Dataset records>
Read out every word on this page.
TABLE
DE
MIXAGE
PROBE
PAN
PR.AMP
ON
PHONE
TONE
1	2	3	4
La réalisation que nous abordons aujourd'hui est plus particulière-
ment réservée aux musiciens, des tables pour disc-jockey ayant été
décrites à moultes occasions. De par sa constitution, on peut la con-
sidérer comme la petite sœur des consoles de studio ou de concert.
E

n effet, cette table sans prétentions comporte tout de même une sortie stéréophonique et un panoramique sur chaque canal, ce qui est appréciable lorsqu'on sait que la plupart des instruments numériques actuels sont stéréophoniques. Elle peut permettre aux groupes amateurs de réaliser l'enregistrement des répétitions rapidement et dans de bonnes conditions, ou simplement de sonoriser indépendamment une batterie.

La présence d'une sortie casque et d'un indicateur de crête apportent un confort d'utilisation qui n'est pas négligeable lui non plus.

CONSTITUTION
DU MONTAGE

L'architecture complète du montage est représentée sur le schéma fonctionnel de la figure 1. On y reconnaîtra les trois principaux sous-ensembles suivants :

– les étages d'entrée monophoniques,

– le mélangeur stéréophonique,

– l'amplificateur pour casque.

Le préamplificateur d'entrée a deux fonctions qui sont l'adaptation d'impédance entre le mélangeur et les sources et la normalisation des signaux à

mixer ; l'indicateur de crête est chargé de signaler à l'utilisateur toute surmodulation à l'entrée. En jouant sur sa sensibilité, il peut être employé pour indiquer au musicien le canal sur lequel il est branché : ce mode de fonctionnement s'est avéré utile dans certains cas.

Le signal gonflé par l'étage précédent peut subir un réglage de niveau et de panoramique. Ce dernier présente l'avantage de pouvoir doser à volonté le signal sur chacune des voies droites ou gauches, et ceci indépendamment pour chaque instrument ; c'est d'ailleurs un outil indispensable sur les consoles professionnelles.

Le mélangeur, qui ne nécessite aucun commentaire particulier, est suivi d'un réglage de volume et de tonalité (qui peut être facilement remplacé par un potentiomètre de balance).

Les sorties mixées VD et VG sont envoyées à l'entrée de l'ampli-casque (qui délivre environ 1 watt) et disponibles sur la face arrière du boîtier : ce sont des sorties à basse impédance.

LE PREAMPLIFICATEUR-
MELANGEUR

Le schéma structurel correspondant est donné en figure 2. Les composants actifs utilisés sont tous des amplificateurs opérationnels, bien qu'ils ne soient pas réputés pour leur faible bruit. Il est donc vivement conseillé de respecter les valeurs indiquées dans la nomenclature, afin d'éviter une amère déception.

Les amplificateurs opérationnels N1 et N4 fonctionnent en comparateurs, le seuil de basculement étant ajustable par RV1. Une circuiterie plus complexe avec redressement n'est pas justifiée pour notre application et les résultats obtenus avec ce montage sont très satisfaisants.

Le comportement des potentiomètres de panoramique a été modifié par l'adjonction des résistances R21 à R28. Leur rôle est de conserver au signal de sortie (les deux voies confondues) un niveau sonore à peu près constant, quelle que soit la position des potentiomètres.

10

What is being asked> Restate the listing above word for word.

Reply>
Read out every word on this page.
TABLE
DE
MIXAGE
PROBE
PAN
PR.AMP
ON
PHONE
TONE
1	2	3	4
La réalisation que nous abordons aujourd'hui est plus particulière-
ment réservée aux musiciens, des tables pour disc-jockey ayant été
décrites à moultes occasions. De par sa constitution, on peut la con-
sidérer comme la petite sœur des consoles de studio ou de concert.
E

n effet, cette table sans prétentions comporte tout de même une sortie stéréophonique et un panoramique sur chaque canal, ce qui est appréciable lorsqu'on sait que la plupart des instruments numériques actuels sont stéréophoniques. Elle peut permettre aux groupes amateurs de réaliser l'enregistrement des répétitions rapidement et dans de bonnes conditions, ou simplement de sonoriser indépendamment une batterie.

La présence d'une sortie casque et d'un indicateur de crête apportent un confort d'utilisation qui n'est pas négligeable lui non plus.

CONSTITUTION
DU MONTAGE

L'architecture complète du montage est représentée sur le schéma fonctionnel de la figure 1. On y reconnaîtra les trois principaux sous-ensembles suivants :

– les étages d'entrée monophoniques,

– le mélangeur stéréophonique,

– l'amplificateur pour casque.

Le préamplificateur d'entrée a deux fonctions qui sont l'adaptation d'impédance entre le mélangeur et les sources et la normalisation des signaux à

mixer ; l'indicateur de crête est chargé de signaler à l'utilisateur toute surmodulation à l'entrée. En jouant sur sa sensibilité, il peut être employé pour indiquer au musicien le canal sur lequel il est branché : ce mode de fonctionnement s'est avéré utile dans certains cas.

Le signal gonflé par l'étage précédent peut subir un réglage de niveau et de panoramique. Ce dernier présente l'avantage de pouvoir doser à volonté le signal sur chacune des voies droites ou gauches, et ceci indépendamment pour chaque instrument ; c'est d'ailleurs un outil indispensable sur les consoles professionnelles.

Le mélangeur, qui ne nécessite aucun commentaire particulier, est suivi d'un réglage de volume et de tonalité (qui peut être facilement remplacé par un potentiomètre de balance).

Les sorties mixées VD et VG sont envoyées à l'entrée de l'ampli-casque (qui délivre environ 1 watt) et disponibles sur la face arrière du boîtier : ce sont des sorties à basse impédance.

LE PREAMPLIFICATEUR-
MELANGEUR

Le schéma structurel correspondant est donné en figure 2. Les composants actifs utilisés sont tous des amplificateurs opérationnels, bien qu'ils ne soient pas réputés pour leur faible bruit. Il est donc vivement conseillé de respecter les valeurs indiquées dans la nomenclature, afin d'éviter une amère déception.

Les amplificateurs opérationnels N1 et N4 fonctionnent en comparateurs, le seuil de basculement étant ajustable par RV1. Une circuiterie plus complexe avec redressement n'est pas justifiée pour notre application et les résultats obtenus avec ce montage sont très satisfaisants.

Le comportement des potentiomètres de panoramique a été modifié par l'adjonction des résistances R21 à R28. Leur rôle est de conserver au signal de sortie (les deux voies confondues) un niveau sonore à peu près constant, quelle que soit la position des potentiomètres.

10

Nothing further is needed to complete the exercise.